*COMPITO ASSEGNATO*: Elenca tutte le date che, nella biografia di Pietro Donders, indicano sia il giorno sia il mese, nell'ordine in cui compaiono.

*ESTRATTO DELLA FONTE*:
++++++++

Andreas Resch: Pietro Donders

PIETRO DONDERS
(1809-1887)

SACERDOTE PROFESSO
DELLA CONGREGAZIONE DEL
SANTISSIMO REDENTORE
(REDENTORISTI)

Beato: 23 maggio 1982 
Festa: 14 gennaio

PIETRO DONDERS nacque il 27 ottobre 1809 a Tilburg, nel Bra­bante del nord, Olanda, dal tessitore di lana Arnoldo Dionisio Donders e da Petronilla Jacoba van den Brekel. Fu battezzato lo stesso giorno con il nome di Pietro. Educato in famiglia ad una solida vita cristiana, già all’età di cin­que anni si sentì chiamato al sacerdozio con un profondo desiderio di sacri­ficare la sua vita per la salvezza delle anime. Frequentò la scuola elementare, ma, per la povertà dei genitori, fu costretto a sospendere gli studi e a farsi tessitore come il padre. I1 14 novembre 1823 ricevette il sacramento della cresima. Sul posto di lavoro si distinse talmente per coerenza e pietà da es­sere chiamato santo Petrillo.

I1 desiderio di essere sacerdote diventava sempre più forte in lui, cosic­ché esonerato dal servizio militare a causa di un’invalidità, scrisse al parroco per esprimergli la sua situazione e per chiedergli aiuto. Questi, convinto del­la sua sincerità e vocazione, gli ottenne un posto nel Seminario minore con l’impegno di aiutare nel servizio agli alunni per coprire le spese degli studi.

++++++++

*SEZIONE DATI*:

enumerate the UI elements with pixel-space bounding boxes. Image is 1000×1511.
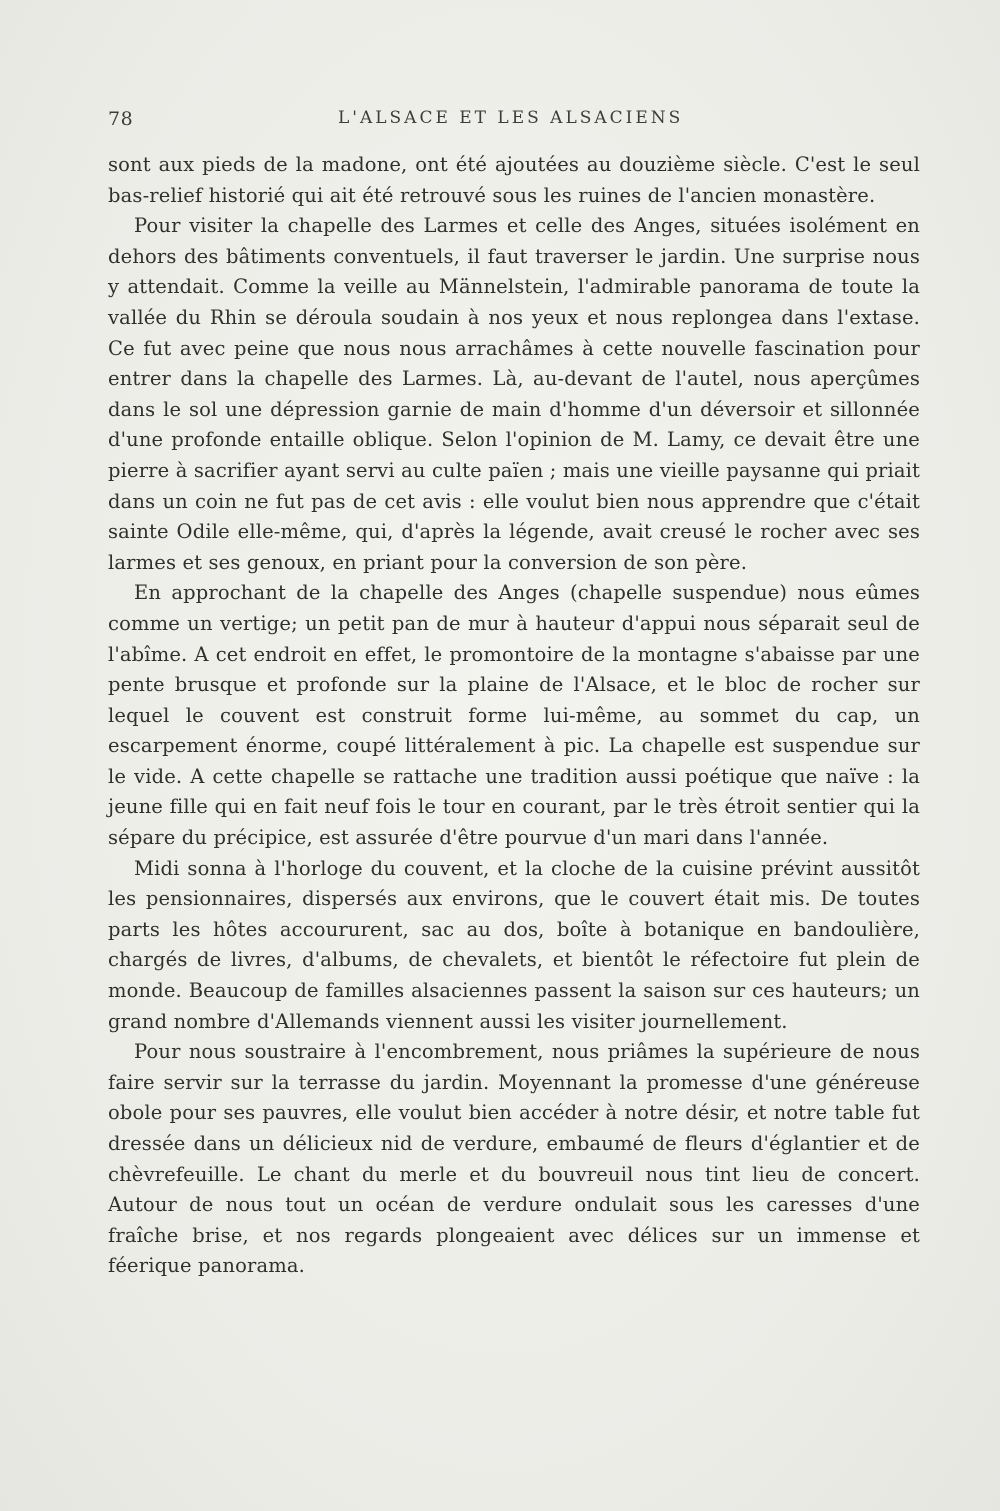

++++++++

*SOLUZIONE PROPOSTA*:
23 maggio 1982
14 gennaio
27 ottobre 1809
14 novembre 1823